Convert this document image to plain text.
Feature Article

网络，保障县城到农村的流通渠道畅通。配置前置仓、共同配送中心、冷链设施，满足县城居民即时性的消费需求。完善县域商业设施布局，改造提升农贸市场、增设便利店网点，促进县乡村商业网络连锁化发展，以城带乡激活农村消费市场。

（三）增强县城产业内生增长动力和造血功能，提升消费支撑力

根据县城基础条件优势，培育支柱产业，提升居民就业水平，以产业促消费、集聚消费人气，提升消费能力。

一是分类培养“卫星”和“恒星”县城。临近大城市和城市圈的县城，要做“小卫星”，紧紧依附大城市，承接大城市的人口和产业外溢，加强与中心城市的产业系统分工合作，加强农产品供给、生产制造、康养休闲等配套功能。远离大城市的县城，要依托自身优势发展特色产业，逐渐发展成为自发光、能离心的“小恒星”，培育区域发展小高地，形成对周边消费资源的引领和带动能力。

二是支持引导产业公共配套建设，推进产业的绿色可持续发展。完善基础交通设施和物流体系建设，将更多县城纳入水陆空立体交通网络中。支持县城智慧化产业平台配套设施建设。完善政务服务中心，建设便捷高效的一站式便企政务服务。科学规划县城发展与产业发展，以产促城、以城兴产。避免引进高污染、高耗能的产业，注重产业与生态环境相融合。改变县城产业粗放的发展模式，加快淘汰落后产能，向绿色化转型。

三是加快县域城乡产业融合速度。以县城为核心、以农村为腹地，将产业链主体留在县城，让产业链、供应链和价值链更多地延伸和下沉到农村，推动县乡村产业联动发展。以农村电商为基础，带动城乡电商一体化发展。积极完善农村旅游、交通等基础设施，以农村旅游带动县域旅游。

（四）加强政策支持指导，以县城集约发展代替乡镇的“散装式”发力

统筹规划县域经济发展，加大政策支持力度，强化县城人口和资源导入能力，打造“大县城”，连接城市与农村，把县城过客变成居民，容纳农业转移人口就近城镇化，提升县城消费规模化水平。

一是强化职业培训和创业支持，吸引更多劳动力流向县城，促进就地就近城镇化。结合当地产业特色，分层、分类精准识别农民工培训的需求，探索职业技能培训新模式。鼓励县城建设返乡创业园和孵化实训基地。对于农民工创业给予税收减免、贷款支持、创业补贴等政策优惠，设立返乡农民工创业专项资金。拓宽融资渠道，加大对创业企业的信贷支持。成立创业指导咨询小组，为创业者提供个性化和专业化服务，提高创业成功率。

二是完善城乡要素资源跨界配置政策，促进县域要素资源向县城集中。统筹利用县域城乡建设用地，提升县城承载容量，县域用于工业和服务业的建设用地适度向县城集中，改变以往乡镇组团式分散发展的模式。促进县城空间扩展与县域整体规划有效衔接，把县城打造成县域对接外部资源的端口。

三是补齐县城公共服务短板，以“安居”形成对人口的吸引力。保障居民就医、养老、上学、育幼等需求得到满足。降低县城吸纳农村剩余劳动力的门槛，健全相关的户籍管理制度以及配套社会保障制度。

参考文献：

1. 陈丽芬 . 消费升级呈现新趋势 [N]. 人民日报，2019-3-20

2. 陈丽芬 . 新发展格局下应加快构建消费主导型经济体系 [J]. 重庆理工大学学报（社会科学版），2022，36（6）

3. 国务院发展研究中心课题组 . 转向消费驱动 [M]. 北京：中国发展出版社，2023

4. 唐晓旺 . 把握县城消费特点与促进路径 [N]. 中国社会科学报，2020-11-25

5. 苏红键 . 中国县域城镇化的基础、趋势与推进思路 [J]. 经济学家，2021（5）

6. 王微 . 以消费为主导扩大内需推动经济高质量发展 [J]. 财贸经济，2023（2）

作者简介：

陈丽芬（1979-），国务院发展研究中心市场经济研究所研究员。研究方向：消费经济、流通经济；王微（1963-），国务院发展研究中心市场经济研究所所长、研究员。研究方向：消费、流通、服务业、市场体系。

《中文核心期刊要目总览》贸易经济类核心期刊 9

INSTRUCTIONS FOR THE TASK: Every line of the data above should be copied exactly.

RESULT:
Convert this document image to plain text.
Feature Article

网络，保障县城到农村的流通渠道畅通。配置前置仓、共同配送中心、冷链设施，满足县城居民即时性的消费需求。完善县域商业设施布局，改造提升农贸市场、增设便利店网点，促进县乡村商业网络连锁化发展，以城带乡激活农村消费市场。

（三）增强县城产业内生增长动力和造血功能，提升消费支撑力

根据县城基础条件优势，培育支柱产业，提升居民就业水平，以产业促消费、集聚消费人气，提升消费能力。

一是分类培养“卫星”和“恒星”县城。临近大城市和城市圈的县城，要做“小卫星”，紧紧依附大城市，承接大城市的人口和产业外溢，加强与中心城市的产业系统分工合作，加强农产品供给、生产制造、康养休闲等配套功能。远离大城市的县城，要依托自身优势发展特色产业，逐渐发展成为自发光、能离心的“小恒星”，培育区域发展小高地，形成对周边消费资源的引领和带动能力。

二是支持引导产业公共配套建设，推进产业的绿色可持续发展。完善基础交通设施和物流体系建设，将更多县城纳入水陆空立体交通网络中。支持县城智慧化产业平台配套设施建设。完善政务服务中心，建设便捷高效的一站式便企政务服务。科学规划县城发展与产业发展，以产促城、以城兴产。避免引进高污染、高耗能的产业，注重产业与生态环境相融合。改变县城产业粗放的发展模式，加快淘汰落后产能，向绿色化转型。

三是加快县域城乡产业融合速度。以县城为核心、以农村为腹地，将产业链主体留在县城，让产业链、供应链和价值链更多地延伸和下沉到农村，推动县乡村产业联动发展。以农村电商为基础，带动城乡电商一体化发展。积极完善农村旅游、交通等基础设施，以农村旅游带动县域旅游。

（四）加强政策支持指导，以县城集约发展代替乡镇的“散装式”发力

统筹规划县域经济发展，加大政策支持力度，强化县城人口和资源导入能力，打造“大县城”，连接城市与农村，把县城过客变成居民，容纳农业转移人口就近城镇化，提升县城消费规模化水平。

一是强化职业培训和创业支持，吸引更多劳动力流向县城，促进就地就近城镇化。结合当地产业特色，分层、分类精准识别农民工培训的需求，探索职业技能培训新模式。鼓励县城建设返乡创业园和孵化实训基地。对于农民工创业给予税收减免、贷款支持、创业补贴等政策优惠，设立返乡农民工创业专项资金。拓宽融资渠道，加大对创业企业的信贷支持。成立创业指导咨询小组，为创业者提供个性化和专业化服务，提高创业成功率。

二是完善城乡要素资源跨界配置政策，促进县域要素资源向县城集中。统筹利用县域城乡建设用地，提升县城承载容量，县域用于工业和服务业的建设用地适度向县城集中，改变以往乡镇组团式分散发展的模式。促进县城空间扩展与县域整体规划有效衔接，把县城打造成县域对接外部资源的端口。

三是补齐县城公共服务短板，以“安居”形成对人口的吸引力。保障居民就医、养老、上学、育幼等需求得到满足。降低县城吸纳农村剩余劳动力的门槛，健全相关的户籍管理制度以及配套社会保障制度。

参考文献：

1. 陈丽芬 . 消费升级呈现新趋势 [N]. 人民日报，2019-3-20

2. 陈丽芬 . 新发展格局下应加快构建消费主导型经济体系 [J]. 重庆理工大学学报（社会科学版），2022，36（6）

3. 国务院发展研究中心课题组 . 转向消费驱动 [M]. 北京：中国发展出版社，2023

4. 唐晓旺 . 把握县城消费特点与促进路径 [N]. 中国社会科学报，2020-11-25

5. 苏红键 . 中国县域城镇化的基础、趋势与推进思路 [J]. 经济学家，2021（5）

6. 王微 . 以消费为主导扩大内需推动经济高质量发展 [J]. 财贸经济，2023（2）

作者简介：

陈丽芬（1979-），国务院发展研究中心市场经济研究所研究员。研究方向：消费经济、流通经济；王微（1963-），国务院发展研究中心市场经济研究所所长、研究员。研究方向：消费、流通、服务业、市场体系。

《中文核心期刊要目总览》贸易经济类核心期刊 9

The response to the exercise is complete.